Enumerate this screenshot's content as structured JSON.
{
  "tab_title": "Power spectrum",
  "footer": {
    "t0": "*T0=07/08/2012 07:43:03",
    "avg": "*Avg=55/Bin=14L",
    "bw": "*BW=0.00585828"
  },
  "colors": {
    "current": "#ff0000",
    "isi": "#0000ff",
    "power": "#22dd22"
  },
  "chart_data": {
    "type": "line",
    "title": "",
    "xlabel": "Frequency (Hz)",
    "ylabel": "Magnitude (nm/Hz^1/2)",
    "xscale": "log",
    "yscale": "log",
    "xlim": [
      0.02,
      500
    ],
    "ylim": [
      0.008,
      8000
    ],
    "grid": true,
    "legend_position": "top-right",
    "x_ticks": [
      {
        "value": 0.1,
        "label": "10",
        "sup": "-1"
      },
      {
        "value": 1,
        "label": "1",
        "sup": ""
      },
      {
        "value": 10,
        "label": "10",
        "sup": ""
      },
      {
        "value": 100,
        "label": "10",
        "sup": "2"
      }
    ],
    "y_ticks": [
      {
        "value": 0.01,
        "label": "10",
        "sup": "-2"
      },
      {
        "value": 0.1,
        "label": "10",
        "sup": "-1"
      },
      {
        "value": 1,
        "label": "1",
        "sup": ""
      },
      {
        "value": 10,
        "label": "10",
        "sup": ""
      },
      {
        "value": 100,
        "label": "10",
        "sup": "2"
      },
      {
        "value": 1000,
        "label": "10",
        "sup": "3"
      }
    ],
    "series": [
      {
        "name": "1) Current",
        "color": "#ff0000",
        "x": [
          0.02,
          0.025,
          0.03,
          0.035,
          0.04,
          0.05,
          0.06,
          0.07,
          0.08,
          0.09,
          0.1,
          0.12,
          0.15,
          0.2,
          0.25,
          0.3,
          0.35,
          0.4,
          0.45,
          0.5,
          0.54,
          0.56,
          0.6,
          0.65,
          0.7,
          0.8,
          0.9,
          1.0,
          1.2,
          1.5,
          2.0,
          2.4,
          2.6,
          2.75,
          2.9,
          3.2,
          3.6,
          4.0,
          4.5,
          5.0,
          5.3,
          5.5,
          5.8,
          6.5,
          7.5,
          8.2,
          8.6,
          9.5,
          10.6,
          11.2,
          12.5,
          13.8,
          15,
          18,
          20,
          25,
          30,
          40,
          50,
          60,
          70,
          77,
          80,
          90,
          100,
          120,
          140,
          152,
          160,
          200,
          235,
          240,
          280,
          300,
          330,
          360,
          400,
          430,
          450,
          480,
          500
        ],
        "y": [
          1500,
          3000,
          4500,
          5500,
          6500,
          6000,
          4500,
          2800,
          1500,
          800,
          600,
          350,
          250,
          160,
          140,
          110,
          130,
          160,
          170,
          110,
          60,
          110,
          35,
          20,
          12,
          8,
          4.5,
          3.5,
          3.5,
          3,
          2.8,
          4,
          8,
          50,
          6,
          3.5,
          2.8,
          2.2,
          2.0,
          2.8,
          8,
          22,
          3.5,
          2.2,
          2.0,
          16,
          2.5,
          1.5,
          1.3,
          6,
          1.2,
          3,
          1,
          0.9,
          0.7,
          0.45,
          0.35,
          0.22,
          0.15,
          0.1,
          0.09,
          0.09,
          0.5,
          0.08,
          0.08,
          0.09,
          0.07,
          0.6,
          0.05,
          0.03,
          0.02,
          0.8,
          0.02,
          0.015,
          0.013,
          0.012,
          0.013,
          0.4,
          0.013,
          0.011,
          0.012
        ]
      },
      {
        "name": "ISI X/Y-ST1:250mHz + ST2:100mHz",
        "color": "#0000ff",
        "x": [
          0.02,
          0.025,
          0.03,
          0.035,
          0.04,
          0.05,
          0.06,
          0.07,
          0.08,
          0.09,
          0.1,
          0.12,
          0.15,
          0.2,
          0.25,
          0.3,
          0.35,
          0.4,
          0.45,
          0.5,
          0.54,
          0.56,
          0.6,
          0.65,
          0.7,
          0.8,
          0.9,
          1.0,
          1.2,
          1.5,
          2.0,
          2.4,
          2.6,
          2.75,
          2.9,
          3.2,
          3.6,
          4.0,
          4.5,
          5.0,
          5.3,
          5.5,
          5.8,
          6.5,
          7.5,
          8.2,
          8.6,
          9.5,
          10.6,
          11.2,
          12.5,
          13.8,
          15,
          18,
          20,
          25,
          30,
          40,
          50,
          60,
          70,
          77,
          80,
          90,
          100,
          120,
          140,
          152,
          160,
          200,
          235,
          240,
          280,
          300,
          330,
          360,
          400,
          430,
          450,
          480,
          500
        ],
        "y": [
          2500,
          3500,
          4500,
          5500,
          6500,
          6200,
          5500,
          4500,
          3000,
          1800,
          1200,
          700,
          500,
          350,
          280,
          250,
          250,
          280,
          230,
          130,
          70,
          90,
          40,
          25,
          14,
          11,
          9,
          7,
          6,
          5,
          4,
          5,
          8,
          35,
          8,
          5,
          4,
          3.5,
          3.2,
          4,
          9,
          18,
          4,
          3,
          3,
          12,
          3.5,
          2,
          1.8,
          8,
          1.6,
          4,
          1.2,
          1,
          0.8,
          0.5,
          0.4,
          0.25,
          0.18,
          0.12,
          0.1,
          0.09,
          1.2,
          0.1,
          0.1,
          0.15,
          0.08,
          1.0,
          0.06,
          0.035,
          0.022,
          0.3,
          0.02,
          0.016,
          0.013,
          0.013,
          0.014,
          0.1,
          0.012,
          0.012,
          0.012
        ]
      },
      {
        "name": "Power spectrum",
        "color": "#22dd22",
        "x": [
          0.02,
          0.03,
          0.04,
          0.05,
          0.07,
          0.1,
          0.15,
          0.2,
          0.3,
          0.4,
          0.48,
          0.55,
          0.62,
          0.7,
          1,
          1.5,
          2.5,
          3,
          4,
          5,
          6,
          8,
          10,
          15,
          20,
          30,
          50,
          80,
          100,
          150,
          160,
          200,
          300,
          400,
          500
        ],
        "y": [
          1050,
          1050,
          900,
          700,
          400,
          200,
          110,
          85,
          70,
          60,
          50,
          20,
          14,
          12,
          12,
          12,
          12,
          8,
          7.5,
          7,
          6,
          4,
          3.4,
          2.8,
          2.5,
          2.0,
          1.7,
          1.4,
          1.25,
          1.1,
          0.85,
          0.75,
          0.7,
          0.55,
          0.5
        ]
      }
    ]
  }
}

— INSTRUCTIONS TO FOLLOW —
Copy out the material word for word and line for line.

— EXPECTED ANSWER —
Enumerate this screenshot's content as structured JSON.
{
  "tab_title": "Power spectrum",
  "footer": {
    "t0": "*T0=07/08/2012 07:43:03",
    "avg": "*Avg=55/Bin=14L",
    "bw": "*BW=0.00585828"
  },
  "colors": {
    "current": "#ff0000",
    "isi": "#0000ff",
    "power": "#22dd22"
  },
  "chart_data": {
    "type": "line",
    "title": "",
    "xlabel": "Frequency (Hz)",
    "ylabel": "Magnitude (nm/Hz^1/2)",
    "xscale": "log",
    "yscale": "log",
    "xlim": [
      0.02,
      500
    ],
    "ylim": [
      0.008,
      8000
    ],
    "grid": true,
    "legend_position": "top-right",
    "x_ticks": [
      {
        "value": 0.1,
        "label": "10",
        "sup": "-1"
      },
      {
        "value": 1,
        "label": "1",
        "sup": ""
      },
      {
        "value": 10,
        "label": "10",
        "sup": ""
      },
      {
        "value": 100,
        "label": "10",
        "sup": "2"
      }
    ],
    "y_ticks": [
      {
        "value": 0.01,
        "label": "10",
        "sup": "-2"
      },
      {
        "value": 0.1,
        "label": "10",
        "sup": "-1"
      },
      {
        "value": 1,
        "label": "1",
        "sup": ""
      },
      {
        "value": 10,
        "label": "10",
        "sup": ""
      },
      {
        "value": 100,
        "label": "10",
        "sup": "2"
      },
      {
        "value": 1000,
        "label": "10",
        "sup": "3"
      }
    ],
    "series": [
      {
        "name": "1) Current",
        "color": "#ff0000",
        "x": [
          0.02,
          0.025,
          0.03,
          0.035,
          0.04,
          0.05,
          0.06,
          0.07,
          0.08,
          0.09,
          0.1,
          0.12,
          0.15,
          0.2,
          0.25,
          0.3,
          0.35,
          0.4,
          0.45,
          0.5,
          0.54,
          0.56,
          0.6,
          0.65,
          0.7,
          0.8,
          0.9,
          1.0,
          1.2,
          1.5,
          2.0,
          2.4,
          2.6,
          2.75,
          2.9,
          3.2,
          3.6,
          4.0,
          4.5,
          5.0,
          5.3,
          5.5,
          5.8,
          6.5,
          7.5,
          8.2,
          8.6,
          9.5,
          10.6,
          11.2,
          12.5,
          13.8,
          15,
          18,
          20,
          25,
          30,
          40,
          50,
          60,
          70,
          77,
          80,
          90,
          100,
          120,
          140,
          152,
          160,
          200,
          235,
          240,
          280,
          300,
          330,
          360,
          400,
          430,
          450,
          480,
          500
        ],
        "y": [
          1500,
          3000,
          4500,
          5500,
          6500,
          6000,
          4500,
          2800,
          1500,
          800,
          600,
          350,
          250,
          160,
          140,
          110,
          130,
          160,
          170,
          110,
          60,
          110,
          35,
          20,
          12,
          8,
          4.5,
          3.5,
          3.5,
          3,
          2.8,
          4,
          8,
          50,
          6,
          3.5,
          2.8,
          2.2,
          2.0,
          2.8,
          8,
          22,
          3.5,
          2.2,
          2.0,
          16,
          2.5,
          1.5,
          1.3,
          6,
          1.2,
          3,
          1,
          0.9,
          0.7,
          0.45,
          0.35,
          0.22,
          0.15,
          0.1,
          0.09,
          0.09,
          0.5,
          0.08,
          0.08,
          0.09,
          0.07,
          0.6,
          0.05,
          0.03,
          0.02,
          0.8,
          0.02,
          0.015,
          0.013,
          0.012,
          0.013,
          0.4,
          0.013,
          0.011,
          0.012
        ]
      },
      {
        "name": "ISI X/Y-ST1:250mHz + ST2:100mHz",
        "color": "#0000ff",
        "x": [
          0.02,
          0.025,
          0.03,
          0.035,
          0.04,
          0.05,
          0.06,
          0.07,
          0.08,
          0.09,
          0.1,
          0.12,
          0.15,
          0.2,
          0.25,
          0.3,
          0.35,
          0.4,
          0.45,
          0.5,
          0.54,
          0.56,
          0.6,
          0.65,
          0.7,
          0.8,
          0.9,
          1.0,
          1.2,
          1.5,
          2.0,
          2.4,
          2.6,
          2.75,
          2.9,
          3.2,
          3.6,
          4.0,
          4.5,
          5.0,
          5.3,
          5.5,
          5.8,
          6.5,
          7.5,
          8.2,
          8.6,
          9.5,
          10.6,
          11.2,
          12.5,
          13.8,
          15,
          18,
          20,
          25,
          30,
          40,
          50,
          60,
          70,
          77,
          80,
          90,
          100,
          120,
          140,
          152,
          160,
          200,
          235,
          240,
          280,
          300,
          330,
          360,
          400,
          430,
          450,
          480,
          500
        ],
        "y": [
          2500,
          3500,
          4500,
          5500,
          6500,
          6200,
          5500,
          4500,
          3000,
          1800,
          1200,
          700,
          500,
          350,
          280,
          250,
          250,
          280,
          230,
          130,
          70,
          90,
          40,
          25,
          14,
          11,
          9,
          7,
          6,
          5,
          4,
          5,
          8,
          35,
          8,
          5,
          4,
          3.5,
          3.2,
          4,
          9,
          18,
          4,
          3,
          3,
          12,
          3.5,
          2,
          1.8,
          8,
          1.6,
          4,
          1.2,
          1,
          0.8,
          0.5,
          0.4,
          0.25,
          0.18,
          0.12,
          0.1,
          0.09,
          1.2,
          0.1,
          0.1,
          0.15,
          0.08,
          1.0,
          0.06,
          0.035,
          0.022,
          0.3,
          0.02,
          0.016,
          0.013,
          0.013,
          0.014,
          0.1,
          0.012,
          0.012,
          0.012
        ]
      },
      {
        "name": "Power spectrum",
        "color": "#22dd22",
        "x": [
          0.02,
          0.03,
          0.04,
          0.05,
          0.07,
          0.1,
          0.15,
          0.2,
          0.3,
          0.4,
          0.48,
          0.55,
          0.62,
          0.7,
          1,
          1.5,
          2.5,
          3,
          4,
          5,
          6,
          8,
          10,
          15,
          20,
          30,
          50,
          80,
          100,
          150,
          160,
          200,
          300,
          400,
          500
        ],
        "y": [
          1050,
          1050,
          900,
          700,
          400,
          200,
          110,
          85,
          70,
          60,
          50,
          20,
          14,
          12,
          12,
          12,
          12,
          8,
          7.5,
          7,
          6,
          4,
          3.4,
          2.8,
          2.5,
          2.0,
          1.7,
          1.4,
          1.25,
          1.1,
          0.85,
          0.75,
          0.7,
          0.55,
          0.5
        ]
      }
    ]
  }
}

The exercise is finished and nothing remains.